TASK OBJECTIVE:
In the entries below, identify every line with the string "الصدقة" and copy it.

[START OF DATA PROVIDED]

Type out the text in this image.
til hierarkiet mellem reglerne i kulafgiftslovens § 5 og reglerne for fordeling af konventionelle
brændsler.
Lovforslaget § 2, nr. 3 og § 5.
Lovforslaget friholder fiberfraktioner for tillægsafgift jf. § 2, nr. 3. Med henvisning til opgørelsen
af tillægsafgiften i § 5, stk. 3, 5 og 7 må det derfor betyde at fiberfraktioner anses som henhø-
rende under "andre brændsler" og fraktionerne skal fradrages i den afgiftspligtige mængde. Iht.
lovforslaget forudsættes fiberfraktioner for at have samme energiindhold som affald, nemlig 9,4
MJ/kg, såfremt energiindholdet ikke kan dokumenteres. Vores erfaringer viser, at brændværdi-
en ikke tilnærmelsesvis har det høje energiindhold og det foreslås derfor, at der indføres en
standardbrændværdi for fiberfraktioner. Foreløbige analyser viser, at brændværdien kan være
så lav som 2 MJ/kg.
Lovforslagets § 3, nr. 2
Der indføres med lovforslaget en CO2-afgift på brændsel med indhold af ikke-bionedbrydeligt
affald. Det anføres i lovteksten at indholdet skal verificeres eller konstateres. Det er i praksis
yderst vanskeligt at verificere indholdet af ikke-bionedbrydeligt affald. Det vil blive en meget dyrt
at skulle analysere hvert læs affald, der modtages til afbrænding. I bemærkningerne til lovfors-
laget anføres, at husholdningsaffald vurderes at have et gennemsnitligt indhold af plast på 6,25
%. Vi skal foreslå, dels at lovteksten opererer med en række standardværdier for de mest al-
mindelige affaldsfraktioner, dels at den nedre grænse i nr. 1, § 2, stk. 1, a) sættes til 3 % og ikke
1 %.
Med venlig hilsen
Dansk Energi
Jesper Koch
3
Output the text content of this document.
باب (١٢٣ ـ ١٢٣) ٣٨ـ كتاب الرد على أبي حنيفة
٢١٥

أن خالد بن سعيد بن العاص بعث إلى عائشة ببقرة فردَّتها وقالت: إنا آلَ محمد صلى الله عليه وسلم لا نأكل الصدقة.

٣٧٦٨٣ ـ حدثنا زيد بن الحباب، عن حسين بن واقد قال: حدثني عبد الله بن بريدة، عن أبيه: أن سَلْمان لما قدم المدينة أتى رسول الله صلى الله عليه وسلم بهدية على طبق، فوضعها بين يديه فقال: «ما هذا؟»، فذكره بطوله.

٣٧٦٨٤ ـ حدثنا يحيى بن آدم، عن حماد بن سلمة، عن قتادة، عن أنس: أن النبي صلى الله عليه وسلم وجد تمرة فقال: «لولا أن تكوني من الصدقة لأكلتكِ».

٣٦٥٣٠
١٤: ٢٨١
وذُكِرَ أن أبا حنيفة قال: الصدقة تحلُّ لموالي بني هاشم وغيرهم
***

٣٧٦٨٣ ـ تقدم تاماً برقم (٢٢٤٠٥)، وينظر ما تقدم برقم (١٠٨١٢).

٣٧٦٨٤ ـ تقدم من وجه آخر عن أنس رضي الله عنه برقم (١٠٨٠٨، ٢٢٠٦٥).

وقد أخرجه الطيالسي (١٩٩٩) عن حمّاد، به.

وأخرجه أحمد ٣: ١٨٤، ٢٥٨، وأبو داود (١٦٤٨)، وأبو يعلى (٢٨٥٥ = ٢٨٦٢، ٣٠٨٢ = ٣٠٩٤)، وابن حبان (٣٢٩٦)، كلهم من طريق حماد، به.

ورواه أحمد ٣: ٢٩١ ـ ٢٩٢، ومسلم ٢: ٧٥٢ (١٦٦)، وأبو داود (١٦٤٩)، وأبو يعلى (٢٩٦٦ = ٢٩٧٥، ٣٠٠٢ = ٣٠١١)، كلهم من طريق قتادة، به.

[END OF DATA PROVIDED]

ANSWER:
أن خالد بن سعيد بن العاص بعث إلى عائشة ببقرة فردَّتها وقالت: إنا آلَ محمد صلى الله عليه وسلم لا نأكل الصدقة.
٣٧٦٨٤ ـ حدثنا يحيى بن آدم، عن حماد بن سلمة، عن قتادة، عن أنس: أن النبي صلى الله عليه وسلم وجد تمرة فقال: «لولا أن تكوني من الصدقة لأكلتكِ».
وذُكِرَ أن أبا حنيفة قال: الصدقة تحلُّ لموالي بني هاشم وغيرهم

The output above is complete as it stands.